● EXERCISE
Would you copy out the whole listing exactly as given?
>>>>
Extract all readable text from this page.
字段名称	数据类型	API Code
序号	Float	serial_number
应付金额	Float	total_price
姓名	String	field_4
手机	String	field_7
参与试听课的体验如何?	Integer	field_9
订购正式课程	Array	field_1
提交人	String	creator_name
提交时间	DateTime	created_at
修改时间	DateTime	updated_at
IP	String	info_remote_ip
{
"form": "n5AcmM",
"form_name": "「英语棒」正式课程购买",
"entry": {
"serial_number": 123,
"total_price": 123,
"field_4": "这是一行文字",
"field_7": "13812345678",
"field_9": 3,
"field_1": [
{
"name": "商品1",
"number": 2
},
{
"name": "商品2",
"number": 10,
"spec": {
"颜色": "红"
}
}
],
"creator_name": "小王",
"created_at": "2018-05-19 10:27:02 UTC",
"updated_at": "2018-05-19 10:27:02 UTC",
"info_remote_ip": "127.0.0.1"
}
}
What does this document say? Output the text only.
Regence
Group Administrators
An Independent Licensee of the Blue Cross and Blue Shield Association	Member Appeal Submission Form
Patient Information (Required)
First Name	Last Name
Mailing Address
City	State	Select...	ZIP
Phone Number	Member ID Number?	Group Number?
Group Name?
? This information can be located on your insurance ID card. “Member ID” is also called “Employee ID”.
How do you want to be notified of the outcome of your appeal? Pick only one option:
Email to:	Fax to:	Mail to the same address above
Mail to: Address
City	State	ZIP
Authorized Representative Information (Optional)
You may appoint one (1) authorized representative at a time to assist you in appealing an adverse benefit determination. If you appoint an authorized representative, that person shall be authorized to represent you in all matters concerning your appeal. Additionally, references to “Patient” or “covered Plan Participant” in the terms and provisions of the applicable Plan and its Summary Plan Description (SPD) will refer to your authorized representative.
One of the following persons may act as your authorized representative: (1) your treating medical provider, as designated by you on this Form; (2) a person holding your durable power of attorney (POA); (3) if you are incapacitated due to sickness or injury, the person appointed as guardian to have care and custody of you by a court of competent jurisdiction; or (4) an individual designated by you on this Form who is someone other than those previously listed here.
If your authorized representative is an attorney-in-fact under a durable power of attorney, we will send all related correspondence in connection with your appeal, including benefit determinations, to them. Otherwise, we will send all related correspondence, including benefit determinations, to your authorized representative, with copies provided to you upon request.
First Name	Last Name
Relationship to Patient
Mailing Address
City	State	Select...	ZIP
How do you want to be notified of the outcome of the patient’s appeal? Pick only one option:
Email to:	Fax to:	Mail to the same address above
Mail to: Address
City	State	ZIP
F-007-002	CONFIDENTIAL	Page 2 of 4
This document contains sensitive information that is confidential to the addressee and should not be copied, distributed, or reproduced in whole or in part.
<<<<
● SOLUTION BELOW
Extract all readable text from this page.
字段名称	数据类型	API Code
序号	Float	serial_number
应付金额	Float	total_price
姓名	String	field_4
手机	String	field_7
参与试听课的体验如何?	Integer	field_9
订购正式课程	Array	field_1
提交人	String	creator_name
提交时间	DateTime	created_at
修改时间	DateTime	updated_at
IP	String	info_remote_ip
{
"form": "n5AcmM",
"form_name": "「英语棒」正式课程购买",
"entry": {
"serial_number": 123,
"total_price": 123,
"field_4": "这是一行文字",
"field_7": "13812345678",
"field_9": 3,
"field_1": [
{
"name": "商品1",
"number": 2
},
{
"name": "商品2",
"number": 10,
"spec": {
"颜色": "红"
}
}
],
"creator_name": "小王",
"created_at": "2018-05-19 10:27:02 UTC",
"updated_at": "2018-05-19 10:27:02 UTC",
"info_remote_ip": "127.0.0.1"
}
}
What does this document say? Output the text only.
Regence
Group Administrators
An Independent Licensee of the Blue Cross and Blue Shield Association	Member Appeal Submission Form
Patient Information (Required)
First Name	Last Name
Mailing Address
City	State	Select...	ZIP
Phone Number	Member ID Number?	Group Number?
Group Name?
? This information can be located on your insurance ID card. “Member ID” is also called “Employee ID”.
How do you want to be notified of the outcome of your appeal? Pick only one option:
Email to:	Fax to:	Mail to the same address above
Mail to: Address
City	State	ZIP
Authorized Representative Information (Optional)
You may appoint one (1) authorized representative at a time to assist you in appealing an adverse benefit determination. If you appoint an authorized representative, that person shall be authorized to represent you in all matters concerning your appeal. Additionally, references to “Patient” or “covered Plan Participant” in the terms and provisions of the applicable Plan and its Summary Plan Description (SPD) will refer to your authorized representative.
One of the following persons may act as your authorized representative: (1) your treating medical provider, as designated by you on this Form; (2) a person holding your durable power of attorney (POA); (3) if you are incapacitated due to sickness or injury, the person appointed as guardian to have care and custody of you by a court of competent jurisdiction; or (4) an individual designated by you on this Form who is someone other than those previously listed here.
If your authorized representative is an attorney-in-fact under a durable power of attorney, we will send all related correspondence in connection with your appeal, including benefit determinations, to them. Otherwise, we will send all related correspondence, including benefit determinations, to your authorized representative, with copies provided to you upon request.
First Name	Last Name
Relationship to Patient
Mailing Address
City	State	Select...	ZIP
How do you want to be notified of the outcome of the patient’s appeal? Pick only one option:
Email to:	Fax to:	Mail to the same address above
Mail to: Address
City	State	ZIP
F-007-002	CONFIDENTIAL	Page 2 of 4
This document contains sensitive information that is confidential to the addressee and should not be copied, distributed, or reproduced in whole or in part.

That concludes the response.